# [EXERCISE PROMPT]
Extract all of the entries and give them again, word for word.

= = = = = = =

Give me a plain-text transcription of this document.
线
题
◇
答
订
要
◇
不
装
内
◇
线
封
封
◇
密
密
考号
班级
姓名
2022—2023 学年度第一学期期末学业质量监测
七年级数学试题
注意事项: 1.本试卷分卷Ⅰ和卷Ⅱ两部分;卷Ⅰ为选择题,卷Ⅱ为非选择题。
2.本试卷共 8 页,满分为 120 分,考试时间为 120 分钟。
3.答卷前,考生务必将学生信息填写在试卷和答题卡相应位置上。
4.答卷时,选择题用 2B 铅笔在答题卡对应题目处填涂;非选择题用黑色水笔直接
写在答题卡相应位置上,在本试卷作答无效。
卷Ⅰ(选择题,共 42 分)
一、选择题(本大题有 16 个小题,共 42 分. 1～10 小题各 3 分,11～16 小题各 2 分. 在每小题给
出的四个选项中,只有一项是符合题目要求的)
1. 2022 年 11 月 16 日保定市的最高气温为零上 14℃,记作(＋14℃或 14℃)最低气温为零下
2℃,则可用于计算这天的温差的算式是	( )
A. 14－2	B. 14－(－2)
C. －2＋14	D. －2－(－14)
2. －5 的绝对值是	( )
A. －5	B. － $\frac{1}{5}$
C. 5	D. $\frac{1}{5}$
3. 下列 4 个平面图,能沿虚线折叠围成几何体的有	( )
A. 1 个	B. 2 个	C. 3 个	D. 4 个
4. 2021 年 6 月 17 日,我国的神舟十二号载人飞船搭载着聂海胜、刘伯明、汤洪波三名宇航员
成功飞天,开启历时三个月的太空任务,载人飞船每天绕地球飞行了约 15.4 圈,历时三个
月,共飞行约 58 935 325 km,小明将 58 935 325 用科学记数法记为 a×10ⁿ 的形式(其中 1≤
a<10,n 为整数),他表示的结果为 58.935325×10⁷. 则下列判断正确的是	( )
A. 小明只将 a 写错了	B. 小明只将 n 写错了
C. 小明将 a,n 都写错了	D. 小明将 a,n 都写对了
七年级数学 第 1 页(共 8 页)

= = = = = = =

# [TASK RESULT]
Give me a plain-text transcription of this document.
线
题
◇
答
订
要
◇
不
装
内
◇
线
封
封
◇
密
密
考号
班级
姓名
2022—2023 学年度第一学期期末学业质量监测
七年级数学试题
注意事项: 1.本试卷分卷Ⅰ和卷Ⅱ两部分;卷Ⅰ为选择题,卷Ⅱ为非选择题。
2.本试卷共 8 页,满分为 120 分,考试时间为 120 分钟。
3.答卷前,考生务必将学生信息填写在试卷和答题卡相应位置上。
4.答卷时,选择题用 2B 铅笔在答题卡对应题目处填涂;非选择题用黑色水笔直接
写在答题卡相应位置上,在本试卷作答无效。
卷Ⅰ(选择题,共 42 分)
一、选择题(本大题有 16 个小题,共 42 分. 1～10 小题各 3 分,11～16 小题各 2 分. 在每小题给
出的四个选项中,只有一项是符合题目要求的)
1. 2022 年 11 月 16 日保定市的最高气温为零上 14℃,记作(＋14℃或 14℃)最低气温为零下
2℃,则可用于计算这天的温差的算式是	( )
A. 14－2	B. 14－(－2)
C. －2＋14	D. －2－(－14)
2. －5 的绝对值是	( )
A. －5	B. － $\frac{1}{5}$
C. 5	D. $\frac{1}{5}$
3. 下列 4 个平面图,能沿虚线折叠围成几何体的有	( )
A. 1 个	B. 2 个	C. 3 个	D. 4 个
4. 2021 年 6 月 17 日,我国的神舟十二号载人飞船搭载着聂海胜、刘伯明、汤洪波三名宇航员
成功飞天,开启历时三个月的太空任务,载人飞船每天绕地球飞行了约 15.4 圈,历时三个
月,共飞行约 58 935 325 km,小明将 58 935 325 用科学记数法记为 a×10ⁿ 的形式(其中 1≤
a<10,n 为整数),他表示的结果为 58.935325×10⁷. 则下列判断正确的是	( )
A. 小明只将 a 写错了	B. 小明只将 n 写错了
C. 小明将 a,n 都写错了	D. 小明将 a,n 都写对了
七年级数学 第 1 页(共 8 页)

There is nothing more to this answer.